## STATED GOAL
Would you return the complete listing below word for word?

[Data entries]
++++++++++++++++++++
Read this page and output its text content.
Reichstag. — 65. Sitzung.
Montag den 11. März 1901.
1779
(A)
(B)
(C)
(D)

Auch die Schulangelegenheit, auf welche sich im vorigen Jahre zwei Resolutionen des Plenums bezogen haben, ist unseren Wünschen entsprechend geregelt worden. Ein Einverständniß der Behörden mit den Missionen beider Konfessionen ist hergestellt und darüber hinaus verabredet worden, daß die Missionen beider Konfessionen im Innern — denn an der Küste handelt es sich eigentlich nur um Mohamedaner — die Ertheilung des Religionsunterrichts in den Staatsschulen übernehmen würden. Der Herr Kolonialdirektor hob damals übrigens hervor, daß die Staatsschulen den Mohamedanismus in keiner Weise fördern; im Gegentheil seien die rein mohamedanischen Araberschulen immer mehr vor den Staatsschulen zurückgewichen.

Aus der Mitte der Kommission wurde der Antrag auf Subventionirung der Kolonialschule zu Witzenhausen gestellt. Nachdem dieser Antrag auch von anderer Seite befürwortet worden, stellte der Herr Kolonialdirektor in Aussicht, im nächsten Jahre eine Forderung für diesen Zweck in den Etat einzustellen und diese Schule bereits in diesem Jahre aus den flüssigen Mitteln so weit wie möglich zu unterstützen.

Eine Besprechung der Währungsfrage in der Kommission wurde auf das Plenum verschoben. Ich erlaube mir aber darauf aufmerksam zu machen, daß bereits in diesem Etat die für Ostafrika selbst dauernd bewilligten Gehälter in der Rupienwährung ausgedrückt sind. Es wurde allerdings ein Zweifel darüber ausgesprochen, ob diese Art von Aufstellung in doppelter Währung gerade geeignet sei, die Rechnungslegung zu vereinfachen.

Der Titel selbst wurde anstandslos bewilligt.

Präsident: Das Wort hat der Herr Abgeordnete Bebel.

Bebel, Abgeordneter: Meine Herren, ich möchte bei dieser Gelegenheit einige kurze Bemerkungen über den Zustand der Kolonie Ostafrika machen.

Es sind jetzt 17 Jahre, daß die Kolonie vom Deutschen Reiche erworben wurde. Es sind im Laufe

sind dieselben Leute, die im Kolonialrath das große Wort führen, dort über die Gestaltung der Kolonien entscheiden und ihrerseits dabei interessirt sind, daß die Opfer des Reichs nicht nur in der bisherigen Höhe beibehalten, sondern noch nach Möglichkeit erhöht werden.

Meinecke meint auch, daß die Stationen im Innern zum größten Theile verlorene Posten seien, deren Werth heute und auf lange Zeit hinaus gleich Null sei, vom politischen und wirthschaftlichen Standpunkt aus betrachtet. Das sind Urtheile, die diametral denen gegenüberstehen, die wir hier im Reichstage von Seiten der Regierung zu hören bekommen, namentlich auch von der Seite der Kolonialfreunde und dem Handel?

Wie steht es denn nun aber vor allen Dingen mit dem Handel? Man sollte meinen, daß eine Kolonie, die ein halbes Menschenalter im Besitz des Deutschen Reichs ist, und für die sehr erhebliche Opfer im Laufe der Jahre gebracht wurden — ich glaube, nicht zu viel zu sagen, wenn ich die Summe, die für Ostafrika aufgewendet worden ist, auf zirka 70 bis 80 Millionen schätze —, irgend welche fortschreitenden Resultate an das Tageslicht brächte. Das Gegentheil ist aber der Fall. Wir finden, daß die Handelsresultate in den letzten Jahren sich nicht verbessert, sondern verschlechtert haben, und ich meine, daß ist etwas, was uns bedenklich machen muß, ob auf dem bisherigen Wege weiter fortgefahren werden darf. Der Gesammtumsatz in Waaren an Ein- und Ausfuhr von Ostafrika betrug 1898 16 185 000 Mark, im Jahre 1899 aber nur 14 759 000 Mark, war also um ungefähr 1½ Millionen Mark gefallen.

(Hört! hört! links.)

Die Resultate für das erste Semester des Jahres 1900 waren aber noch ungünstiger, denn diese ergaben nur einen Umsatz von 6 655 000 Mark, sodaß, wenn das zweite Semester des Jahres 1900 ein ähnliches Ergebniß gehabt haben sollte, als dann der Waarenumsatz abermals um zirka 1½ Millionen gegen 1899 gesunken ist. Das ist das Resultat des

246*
++++++++++++++++++++
## FINISHED TASK
Read this page and output its text content.
Reichstag. — 65. Sitzung.
Montag den 11. März 1901.
1779
(A)
(B)
(C)
(D)

Auch die Schulangelegenheit, auf welche sich im vorigen Jahre zwei Resolutionen des Plenums bezogen haben, ist unseren Wünschen entsprechend geregelt worden. Ein Einverständniß der Behörden mit den Missionen beider Konfessionen ist hergestellt und darüber hinaus verabredet worden, daß die Missionen beider Konfessionen im Innern — denn an der Küste handelt es sich eigentlich nur um Mohamedaner — die Ertheilung des Religionsunterrichts in den Staatsschulen übernehmen würden. Der Herr Kolonialdirektor hob damals übrigens hervor, daß die Staatsschulen den Mohamedanismus in keiner Weise fördern; im Gegentheil seien die rein mohamedanischen Araberschulen immer mehr vor den Staatsschulen zurückgewichen.

Aus der Mitte der Kommission wurde der Antrag auf Subventionirung der Kolonialschule zu Witzenhausen gestellt. Nachdem dieser Antrag auch von anderer Seite befürwortet worden, stellte der Herr Kolonialdirektor in Aussicht, im nächsten Jahre eine Forderung für diesen Zweck in den Etat einzustellen und diese Schule bereits in diesem Jahre aus den flüssigen Mitteln so weit wie möglich zu unterstützen.

Eine Besprechung der Währungsfrage in der Kommission wurde auf das Plenum verschoben. Ich erlaube mir aber darauf aufmerksam zu machen, daß bereits in diesem Etat die für Ostafrika selbst dauernd bewilligten Gehälter in der Rupienwährung ausgedrückt sind. Es wurde allerdings ein Zweifel darüber ausgesprochen, ob diese Art von Aufstellung in doppelter Währung gerade geeignet sei, die Rechnungslegung zu vereinfachen.

Der Titel selbst wurde anstandslos bewilligt.

Präsident: Das Wort hat der Herr Abgeordnete Bebel.

Bebel, Abgeordneter: Meine Herren, ich möchte bei dieser Gelegenheit einige kurze Bemerkungen über den Zustand der Kolonie Ostafrika machen.

Es sind jetzt 17 Jahre, daß die Kolonie vom Deutschen Reiche erworben wurde. Es sind im Laufe

sind dieselben Leute, die im Kolonialrath das große Wort führen, dort über die Gestaltung der Kolonien entscheiden und ihrerseits dabei interessirt sind, daß die Opfer des Reichs nicht nur in der bisherigen Höhe beibehalten, sondern noch nach Möglichkeit erhöht werden.

Meinecke meint auch, daß die Stationen im Innern zum größten Theile verlorene Posten seien, deren Werth heute und auf lange Zeit hinaus gleich Null sei, vom politischen und wirthschaftlichen Standpunkt aus betrachtet. Das sind Urtheile, die diametral denen gegenüberstehen, die wir hier im Reichstage von Seiten der Regierung zu hören bekommen, namentlich auch von der Seite der Kolonialfreunde und dem Handel?

Wie steht es denn nun aber vor allen Dingen mit dem Handel? Man sollte meinen, daß eine Kolonie, die ein halbes Menschenalter im Besitz des Deutschen Reichs ist, und für die sehr erhebliche Opfer im Laufe der Jahre gebracht wurden — ich glaube, nicht zu viel zu sagen, wenn ich die Summe, die für Ostafrika aufgewendet worden ist, auf zirka 70 bis 80 Millionen schätze —, irgend welche fortschreitenden Resultate an das Tageslicht brächte. Das Gegentheil ist aber der Fall. Wir finden, daß die Handelsresultate in den letzten Jahren sich nicht verbessert, sondern verschlechtert haben, und ich meine, daß ist etwas, was uns bedenklich machen muß, ob auf dem bisherigen Wege weiter fortgefahren werden darf. Der Gesammtumsatz in Waaren an Ein- und Ausfuhr von Ostafrika betrug 1898 16 185 000 Mark, im Jahre 1899 aber nur 14 759 000 Mark, war also um ungefähr 1½ Millionen Mark gefallen.

(Hört! hört! links.)

Die Resultate für das erste Semester des Jahres 1900 waren aber noch ungünstiger, denn diese ergaben nur einen Umsatz von 6 655 000 Mark, sodaß, wenn das zweite Semester des Jahres 1900 ein ähnliches Ergebniß gehabt haben sollte, als dann der Waarenumsatz abermals um zirka 1½ Millionen gegen 1899 gesunken ist. Das ist das Resultat des

246*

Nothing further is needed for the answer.